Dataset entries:
┌──
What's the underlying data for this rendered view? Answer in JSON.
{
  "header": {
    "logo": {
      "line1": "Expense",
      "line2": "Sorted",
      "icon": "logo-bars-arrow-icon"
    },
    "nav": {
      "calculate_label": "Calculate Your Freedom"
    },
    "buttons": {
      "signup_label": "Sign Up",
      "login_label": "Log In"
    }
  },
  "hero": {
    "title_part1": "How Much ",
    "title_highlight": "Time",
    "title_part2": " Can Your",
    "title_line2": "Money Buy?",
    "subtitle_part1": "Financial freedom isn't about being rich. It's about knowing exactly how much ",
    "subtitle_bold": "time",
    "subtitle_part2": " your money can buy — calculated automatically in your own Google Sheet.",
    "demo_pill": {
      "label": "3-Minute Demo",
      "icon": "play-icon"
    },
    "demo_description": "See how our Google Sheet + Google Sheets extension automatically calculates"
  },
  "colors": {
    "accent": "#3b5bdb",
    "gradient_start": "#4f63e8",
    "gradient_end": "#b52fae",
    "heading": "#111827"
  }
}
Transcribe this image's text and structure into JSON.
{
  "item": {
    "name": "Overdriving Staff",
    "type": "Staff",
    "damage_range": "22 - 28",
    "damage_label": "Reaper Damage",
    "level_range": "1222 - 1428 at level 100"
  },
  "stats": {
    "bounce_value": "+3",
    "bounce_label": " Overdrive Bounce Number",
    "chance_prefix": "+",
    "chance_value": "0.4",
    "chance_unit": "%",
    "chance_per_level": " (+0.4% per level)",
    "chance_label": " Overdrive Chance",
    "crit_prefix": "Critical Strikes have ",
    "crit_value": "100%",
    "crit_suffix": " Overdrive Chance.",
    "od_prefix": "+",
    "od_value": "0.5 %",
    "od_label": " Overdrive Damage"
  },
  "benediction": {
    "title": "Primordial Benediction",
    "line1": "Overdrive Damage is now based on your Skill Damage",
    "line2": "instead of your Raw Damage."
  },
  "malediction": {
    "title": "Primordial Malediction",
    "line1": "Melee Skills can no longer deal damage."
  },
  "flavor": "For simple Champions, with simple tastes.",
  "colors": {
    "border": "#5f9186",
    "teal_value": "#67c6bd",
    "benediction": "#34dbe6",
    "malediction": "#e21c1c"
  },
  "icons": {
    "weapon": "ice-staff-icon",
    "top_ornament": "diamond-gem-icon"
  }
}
└──
_REQUIRED TASK_
Go through the listing and print each line exactly as it appears.

_SOLUTION FOR THIS TASK_
What's the underlying data for this rendered view? Answer in JSON.
{
  "header": {
    "logo": {
      "line1": "Expense",
      "line2": "Sorted",
      "icon": "logo-bars-arrow-icon"
    },
    "nav": {
      "calculate_label": "Calculate Your Freedom"
    },
    "buttons": {
      "signup_label": "Sign Up",
      "login_label": "Log In"
    }
  },
  "hero": {
    "title_part1": "How Much ",
    "title_highlight": "Time",
    "title_part2": " Can Your",
    "title_line2": "Money Buy?",
    "subtitle_part1": "Financial freedom isn't about being rich. It's about knowing exactly how much ",
    "subtitle_bold": "time",
    "subtitle_part2": " your money can buy — calculated automatically in your own Google Sheet.",
    "demo_pill": {
      "label": "3-Minute Demo",
      "icon": "play-icon"
    },
    "demo_description": "See how our Google Sheet + Google Sheets extension automatically calculates"
  },
  "colors": {
    "accent": "#3b5bdb",
    "gradient_start": "#4f63e8",
    "gradient_end": "#b52fae",
    "heading": "#111827"
  }
}
Transcribe this image's text and structure into JSON.
{
  "item": {
    "name": "Overdriving Staff",
    "type": "Staff",
    "damage_range": "22 - 28",
    "damage_label": "Reaper Damage",
    "level_range": "1222 - 1428 at level 100"
  },
  "stats": {
    "bounce_value": "+3",
    "bounce_label": " Overdrive Bounce Number",
    "chance_prefix": "+",
    "chance_value": "0.4",
    "chance_unit": "%",
    "chance_per_level": " (+0.4% per level)",
    "chance_label": " Overdrive Chance",
    "crit_prefix": "Critical Strikes have ",
    "crit_value": "100%",
    "crit_suffix": " Overdrive Chance.",
    "od_prefix": "+",
    "od_value": "0.5 %",
    "od_label": " Overdrive Damage"
  },
  "benediction": {
    "title": "Primordial Benediction",
    "line1": "Overdrive Damage is now based on your Skill Damage",
    "line2": "instead of your Raw Damage."
  },
  "malediction": {
    "title": "Primordial Malediction",
    "line1": "Melee Skills can no longer deal damage."
  },
  "flavor": "For simple Champions, with simple tastes.",
  "colors": {
    "border": "#5f9186",
    "teal_value": "#67c6bd",
    "benediction": "#34dbe6",
    "malediction": "#e21c1c"
  },
  "icons": {
    "weapon": "ice-staff-icon",
    "top_ornament": "diamond-gem-icon"
  }
}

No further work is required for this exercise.